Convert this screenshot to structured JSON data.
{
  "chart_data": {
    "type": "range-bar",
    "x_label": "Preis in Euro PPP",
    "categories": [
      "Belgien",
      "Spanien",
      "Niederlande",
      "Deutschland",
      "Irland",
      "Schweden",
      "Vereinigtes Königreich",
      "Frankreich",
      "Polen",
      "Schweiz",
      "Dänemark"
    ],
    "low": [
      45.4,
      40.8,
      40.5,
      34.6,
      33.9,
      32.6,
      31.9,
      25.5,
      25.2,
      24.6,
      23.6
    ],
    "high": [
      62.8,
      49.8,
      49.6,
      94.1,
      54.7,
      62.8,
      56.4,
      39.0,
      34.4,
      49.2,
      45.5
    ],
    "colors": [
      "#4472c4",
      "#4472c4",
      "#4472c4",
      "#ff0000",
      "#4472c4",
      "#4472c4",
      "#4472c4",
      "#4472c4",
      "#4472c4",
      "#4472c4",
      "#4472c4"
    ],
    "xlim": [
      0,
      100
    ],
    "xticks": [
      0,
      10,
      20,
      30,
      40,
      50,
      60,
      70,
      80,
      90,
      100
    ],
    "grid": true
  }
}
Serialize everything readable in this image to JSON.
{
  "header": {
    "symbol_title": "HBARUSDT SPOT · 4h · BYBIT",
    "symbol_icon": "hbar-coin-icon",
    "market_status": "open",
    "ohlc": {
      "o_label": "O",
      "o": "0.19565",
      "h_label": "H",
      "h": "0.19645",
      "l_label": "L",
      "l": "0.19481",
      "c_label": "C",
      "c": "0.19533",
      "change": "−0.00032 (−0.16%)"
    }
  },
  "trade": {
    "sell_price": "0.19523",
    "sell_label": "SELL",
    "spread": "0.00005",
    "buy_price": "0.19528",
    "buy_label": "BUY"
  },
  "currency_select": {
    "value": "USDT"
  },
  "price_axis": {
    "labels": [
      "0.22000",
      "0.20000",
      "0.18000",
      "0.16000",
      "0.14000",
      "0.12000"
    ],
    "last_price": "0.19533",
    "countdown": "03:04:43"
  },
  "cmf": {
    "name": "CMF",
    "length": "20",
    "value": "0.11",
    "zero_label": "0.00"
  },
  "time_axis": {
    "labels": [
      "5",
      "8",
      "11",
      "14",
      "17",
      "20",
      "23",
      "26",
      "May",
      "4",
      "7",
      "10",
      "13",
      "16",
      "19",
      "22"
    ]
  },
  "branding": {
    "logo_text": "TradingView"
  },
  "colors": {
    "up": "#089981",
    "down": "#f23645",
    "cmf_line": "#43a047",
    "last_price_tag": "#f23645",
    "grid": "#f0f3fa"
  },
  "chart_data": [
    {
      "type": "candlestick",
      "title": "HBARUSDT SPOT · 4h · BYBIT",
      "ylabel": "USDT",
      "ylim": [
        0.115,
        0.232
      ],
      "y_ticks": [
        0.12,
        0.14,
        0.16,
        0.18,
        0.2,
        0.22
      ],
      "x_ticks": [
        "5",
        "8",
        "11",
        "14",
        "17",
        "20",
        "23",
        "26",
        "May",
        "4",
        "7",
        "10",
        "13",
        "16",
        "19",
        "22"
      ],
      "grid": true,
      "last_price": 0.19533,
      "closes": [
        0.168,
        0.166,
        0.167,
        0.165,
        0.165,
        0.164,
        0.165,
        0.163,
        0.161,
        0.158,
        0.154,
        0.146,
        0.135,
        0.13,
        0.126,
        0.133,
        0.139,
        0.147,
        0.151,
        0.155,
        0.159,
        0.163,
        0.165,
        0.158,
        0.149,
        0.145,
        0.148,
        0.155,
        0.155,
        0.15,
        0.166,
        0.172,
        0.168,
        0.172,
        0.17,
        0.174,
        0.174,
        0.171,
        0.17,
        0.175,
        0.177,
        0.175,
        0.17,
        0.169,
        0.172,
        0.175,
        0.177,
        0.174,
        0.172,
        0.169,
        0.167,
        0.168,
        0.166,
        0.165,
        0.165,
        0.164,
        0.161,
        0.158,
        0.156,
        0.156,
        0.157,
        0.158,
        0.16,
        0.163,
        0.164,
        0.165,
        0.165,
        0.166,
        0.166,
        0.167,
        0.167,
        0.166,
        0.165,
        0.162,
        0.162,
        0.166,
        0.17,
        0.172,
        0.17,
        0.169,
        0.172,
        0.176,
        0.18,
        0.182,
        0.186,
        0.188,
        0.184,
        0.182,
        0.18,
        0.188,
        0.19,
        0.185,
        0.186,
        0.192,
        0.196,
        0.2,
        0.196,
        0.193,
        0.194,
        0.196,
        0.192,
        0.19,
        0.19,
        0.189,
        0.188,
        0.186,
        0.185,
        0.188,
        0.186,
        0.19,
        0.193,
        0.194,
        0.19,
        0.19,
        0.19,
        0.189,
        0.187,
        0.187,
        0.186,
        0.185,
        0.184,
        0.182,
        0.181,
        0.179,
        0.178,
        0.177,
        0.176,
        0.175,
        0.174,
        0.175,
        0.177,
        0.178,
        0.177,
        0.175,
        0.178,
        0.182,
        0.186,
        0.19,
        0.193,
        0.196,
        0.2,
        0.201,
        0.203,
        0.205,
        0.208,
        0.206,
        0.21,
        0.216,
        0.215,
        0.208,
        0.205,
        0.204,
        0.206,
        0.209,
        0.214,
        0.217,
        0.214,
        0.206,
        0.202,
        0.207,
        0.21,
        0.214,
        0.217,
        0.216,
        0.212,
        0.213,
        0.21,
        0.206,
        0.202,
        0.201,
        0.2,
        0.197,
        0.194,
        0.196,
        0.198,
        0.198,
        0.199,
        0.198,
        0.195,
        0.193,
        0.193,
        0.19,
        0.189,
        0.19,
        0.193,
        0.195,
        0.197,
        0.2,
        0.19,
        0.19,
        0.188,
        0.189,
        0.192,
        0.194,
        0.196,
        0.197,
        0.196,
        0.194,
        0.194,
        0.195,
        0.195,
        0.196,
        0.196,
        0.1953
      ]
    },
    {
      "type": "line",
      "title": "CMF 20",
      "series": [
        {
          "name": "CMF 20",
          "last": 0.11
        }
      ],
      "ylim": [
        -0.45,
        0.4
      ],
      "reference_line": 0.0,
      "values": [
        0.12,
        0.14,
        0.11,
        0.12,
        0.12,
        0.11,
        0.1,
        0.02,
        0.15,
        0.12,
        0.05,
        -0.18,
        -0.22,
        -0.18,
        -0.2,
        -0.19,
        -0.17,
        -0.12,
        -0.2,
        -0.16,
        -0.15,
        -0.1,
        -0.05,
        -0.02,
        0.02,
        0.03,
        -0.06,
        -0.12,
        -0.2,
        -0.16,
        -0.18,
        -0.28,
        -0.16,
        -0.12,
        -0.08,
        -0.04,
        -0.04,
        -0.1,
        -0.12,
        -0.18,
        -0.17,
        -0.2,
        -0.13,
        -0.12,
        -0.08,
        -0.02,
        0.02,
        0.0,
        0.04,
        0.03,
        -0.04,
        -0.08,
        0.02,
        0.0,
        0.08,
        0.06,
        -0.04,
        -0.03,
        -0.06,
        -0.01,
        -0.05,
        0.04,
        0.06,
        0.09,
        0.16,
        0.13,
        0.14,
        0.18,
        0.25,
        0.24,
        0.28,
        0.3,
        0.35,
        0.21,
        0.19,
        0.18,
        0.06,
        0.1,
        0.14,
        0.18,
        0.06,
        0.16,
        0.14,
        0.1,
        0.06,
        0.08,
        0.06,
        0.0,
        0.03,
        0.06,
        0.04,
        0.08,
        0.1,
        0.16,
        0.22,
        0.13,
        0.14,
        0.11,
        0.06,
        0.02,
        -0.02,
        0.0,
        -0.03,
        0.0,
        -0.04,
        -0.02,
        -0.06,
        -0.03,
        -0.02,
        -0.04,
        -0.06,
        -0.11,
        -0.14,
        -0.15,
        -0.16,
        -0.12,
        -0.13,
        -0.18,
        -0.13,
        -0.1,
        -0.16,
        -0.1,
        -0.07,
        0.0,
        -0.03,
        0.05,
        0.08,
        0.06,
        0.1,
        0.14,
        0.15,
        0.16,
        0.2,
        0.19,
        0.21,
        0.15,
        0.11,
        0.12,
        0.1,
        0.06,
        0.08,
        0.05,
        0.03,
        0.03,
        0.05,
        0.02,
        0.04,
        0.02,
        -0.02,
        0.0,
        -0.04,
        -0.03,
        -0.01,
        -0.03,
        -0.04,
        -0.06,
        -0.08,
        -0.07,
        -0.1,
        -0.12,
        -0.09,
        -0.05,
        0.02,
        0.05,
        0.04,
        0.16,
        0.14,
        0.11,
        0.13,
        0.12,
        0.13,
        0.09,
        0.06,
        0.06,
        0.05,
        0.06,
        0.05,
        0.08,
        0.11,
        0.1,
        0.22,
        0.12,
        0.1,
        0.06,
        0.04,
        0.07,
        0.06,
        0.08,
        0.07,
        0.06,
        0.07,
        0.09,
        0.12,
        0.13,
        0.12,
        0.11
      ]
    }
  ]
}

======

* GOAL: Your answer should be one number: how many lines of the listing include the word "type".

* WRITTEN SOLUTION: 3